### Work instruction
Establish the number of lines below that contain the string "binding". State that number alone.

++++

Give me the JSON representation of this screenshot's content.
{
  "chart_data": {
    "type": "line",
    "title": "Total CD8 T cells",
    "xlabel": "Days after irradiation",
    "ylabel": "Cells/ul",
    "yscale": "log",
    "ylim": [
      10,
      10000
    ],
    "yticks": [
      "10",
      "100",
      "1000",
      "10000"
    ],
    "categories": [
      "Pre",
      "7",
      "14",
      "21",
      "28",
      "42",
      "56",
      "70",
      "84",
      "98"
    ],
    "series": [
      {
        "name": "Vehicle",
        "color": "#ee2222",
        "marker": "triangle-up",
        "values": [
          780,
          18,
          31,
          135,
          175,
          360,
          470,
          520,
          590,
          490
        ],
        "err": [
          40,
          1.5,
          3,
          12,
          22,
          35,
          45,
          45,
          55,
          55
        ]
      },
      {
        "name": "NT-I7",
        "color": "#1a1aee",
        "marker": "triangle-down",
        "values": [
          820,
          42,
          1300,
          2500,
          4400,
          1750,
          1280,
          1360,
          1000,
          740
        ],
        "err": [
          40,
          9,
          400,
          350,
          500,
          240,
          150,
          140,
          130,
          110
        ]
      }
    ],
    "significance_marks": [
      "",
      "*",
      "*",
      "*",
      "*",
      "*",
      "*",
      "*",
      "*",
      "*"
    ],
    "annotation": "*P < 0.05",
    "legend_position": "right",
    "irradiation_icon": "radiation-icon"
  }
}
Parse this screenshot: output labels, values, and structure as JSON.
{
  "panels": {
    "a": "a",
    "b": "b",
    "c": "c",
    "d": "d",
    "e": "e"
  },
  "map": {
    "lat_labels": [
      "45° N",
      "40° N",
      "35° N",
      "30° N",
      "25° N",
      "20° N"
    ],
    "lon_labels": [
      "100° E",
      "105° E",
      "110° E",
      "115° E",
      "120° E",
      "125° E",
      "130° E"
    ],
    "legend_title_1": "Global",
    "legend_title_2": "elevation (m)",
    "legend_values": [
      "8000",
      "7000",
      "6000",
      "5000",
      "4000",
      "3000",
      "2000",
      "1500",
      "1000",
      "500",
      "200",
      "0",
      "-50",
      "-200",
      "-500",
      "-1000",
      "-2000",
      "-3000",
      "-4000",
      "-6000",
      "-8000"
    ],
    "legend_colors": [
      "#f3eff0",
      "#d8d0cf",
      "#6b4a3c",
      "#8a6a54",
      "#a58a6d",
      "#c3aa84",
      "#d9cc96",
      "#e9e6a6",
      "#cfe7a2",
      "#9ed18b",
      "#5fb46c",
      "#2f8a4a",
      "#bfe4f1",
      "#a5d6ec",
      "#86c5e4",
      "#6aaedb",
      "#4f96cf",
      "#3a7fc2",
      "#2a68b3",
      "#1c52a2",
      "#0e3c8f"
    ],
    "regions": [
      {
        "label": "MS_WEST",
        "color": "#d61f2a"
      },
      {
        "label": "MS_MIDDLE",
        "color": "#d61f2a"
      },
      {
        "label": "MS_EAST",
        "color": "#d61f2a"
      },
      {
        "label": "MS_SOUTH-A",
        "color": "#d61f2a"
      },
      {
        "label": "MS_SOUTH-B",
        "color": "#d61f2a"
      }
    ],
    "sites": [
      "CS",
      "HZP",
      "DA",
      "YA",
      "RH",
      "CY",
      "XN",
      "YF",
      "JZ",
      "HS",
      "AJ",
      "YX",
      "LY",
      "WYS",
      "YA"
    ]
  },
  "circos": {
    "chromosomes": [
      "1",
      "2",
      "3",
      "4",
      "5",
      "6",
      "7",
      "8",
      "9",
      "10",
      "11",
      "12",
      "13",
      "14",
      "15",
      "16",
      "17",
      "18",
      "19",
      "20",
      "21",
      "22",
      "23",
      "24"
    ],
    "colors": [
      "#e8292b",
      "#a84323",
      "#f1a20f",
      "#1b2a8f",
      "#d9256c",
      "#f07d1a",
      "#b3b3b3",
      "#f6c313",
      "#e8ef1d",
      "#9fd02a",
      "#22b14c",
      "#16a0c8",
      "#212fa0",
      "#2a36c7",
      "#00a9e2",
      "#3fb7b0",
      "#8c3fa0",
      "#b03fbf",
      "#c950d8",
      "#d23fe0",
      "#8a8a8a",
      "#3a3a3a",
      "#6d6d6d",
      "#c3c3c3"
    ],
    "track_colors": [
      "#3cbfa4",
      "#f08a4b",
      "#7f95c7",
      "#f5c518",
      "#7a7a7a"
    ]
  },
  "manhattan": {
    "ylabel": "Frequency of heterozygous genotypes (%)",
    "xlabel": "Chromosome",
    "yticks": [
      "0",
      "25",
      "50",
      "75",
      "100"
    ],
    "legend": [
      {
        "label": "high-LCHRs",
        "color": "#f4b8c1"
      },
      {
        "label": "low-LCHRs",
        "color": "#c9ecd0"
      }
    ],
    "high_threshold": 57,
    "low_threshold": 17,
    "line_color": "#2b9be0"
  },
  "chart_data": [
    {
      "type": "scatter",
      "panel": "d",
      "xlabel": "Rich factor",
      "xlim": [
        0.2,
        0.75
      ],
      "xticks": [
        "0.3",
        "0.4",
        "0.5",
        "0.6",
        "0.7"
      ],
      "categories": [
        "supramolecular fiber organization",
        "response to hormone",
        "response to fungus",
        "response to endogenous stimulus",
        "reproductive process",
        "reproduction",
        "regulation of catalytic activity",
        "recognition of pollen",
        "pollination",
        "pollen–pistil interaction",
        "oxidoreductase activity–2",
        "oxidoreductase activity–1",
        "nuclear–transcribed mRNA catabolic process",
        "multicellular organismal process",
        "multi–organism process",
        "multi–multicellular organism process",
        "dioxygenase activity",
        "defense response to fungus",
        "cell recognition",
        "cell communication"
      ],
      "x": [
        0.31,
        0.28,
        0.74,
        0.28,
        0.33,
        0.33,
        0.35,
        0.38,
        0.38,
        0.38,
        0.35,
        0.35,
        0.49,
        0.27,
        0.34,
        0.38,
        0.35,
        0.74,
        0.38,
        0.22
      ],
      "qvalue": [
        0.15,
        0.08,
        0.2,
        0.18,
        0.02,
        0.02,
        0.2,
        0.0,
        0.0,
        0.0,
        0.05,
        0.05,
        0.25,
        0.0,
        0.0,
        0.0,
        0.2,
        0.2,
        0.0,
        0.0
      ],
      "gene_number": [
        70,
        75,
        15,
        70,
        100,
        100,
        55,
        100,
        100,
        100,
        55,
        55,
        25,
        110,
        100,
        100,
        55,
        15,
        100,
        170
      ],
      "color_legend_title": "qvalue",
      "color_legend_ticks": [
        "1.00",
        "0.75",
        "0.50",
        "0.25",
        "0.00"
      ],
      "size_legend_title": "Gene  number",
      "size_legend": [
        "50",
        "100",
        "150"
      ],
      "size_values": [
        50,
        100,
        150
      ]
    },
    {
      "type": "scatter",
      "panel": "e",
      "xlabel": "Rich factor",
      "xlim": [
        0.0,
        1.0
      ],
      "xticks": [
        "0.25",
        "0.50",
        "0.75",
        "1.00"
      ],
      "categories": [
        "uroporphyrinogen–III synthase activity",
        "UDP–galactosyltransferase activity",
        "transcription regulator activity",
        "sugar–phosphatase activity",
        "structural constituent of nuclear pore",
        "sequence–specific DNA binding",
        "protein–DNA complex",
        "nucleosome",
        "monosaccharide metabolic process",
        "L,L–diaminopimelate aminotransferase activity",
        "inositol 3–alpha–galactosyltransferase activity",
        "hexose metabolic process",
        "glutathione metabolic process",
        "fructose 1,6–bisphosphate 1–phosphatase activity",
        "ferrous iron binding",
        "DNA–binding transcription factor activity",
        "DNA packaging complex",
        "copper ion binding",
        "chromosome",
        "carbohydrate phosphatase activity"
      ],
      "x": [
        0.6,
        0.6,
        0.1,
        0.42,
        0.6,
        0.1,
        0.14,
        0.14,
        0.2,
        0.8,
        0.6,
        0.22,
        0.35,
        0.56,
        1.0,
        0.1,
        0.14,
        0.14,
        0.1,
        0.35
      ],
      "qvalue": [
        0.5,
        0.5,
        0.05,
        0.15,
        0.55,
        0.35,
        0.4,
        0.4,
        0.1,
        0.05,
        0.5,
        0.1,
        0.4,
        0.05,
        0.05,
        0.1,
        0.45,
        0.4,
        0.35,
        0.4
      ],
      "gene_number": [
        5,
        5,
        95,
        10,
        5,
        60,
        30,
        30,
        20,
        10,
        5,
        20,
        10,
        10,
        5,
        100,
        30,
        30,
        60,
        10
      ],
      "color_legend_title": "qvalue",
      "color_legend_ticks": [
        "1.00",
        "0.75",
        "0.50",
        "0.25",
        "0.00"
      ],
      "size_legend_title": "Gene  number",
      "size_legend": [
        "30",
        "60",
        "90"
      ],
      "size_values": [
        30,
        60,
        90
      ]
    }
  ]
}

++++

### Response to this exercise
4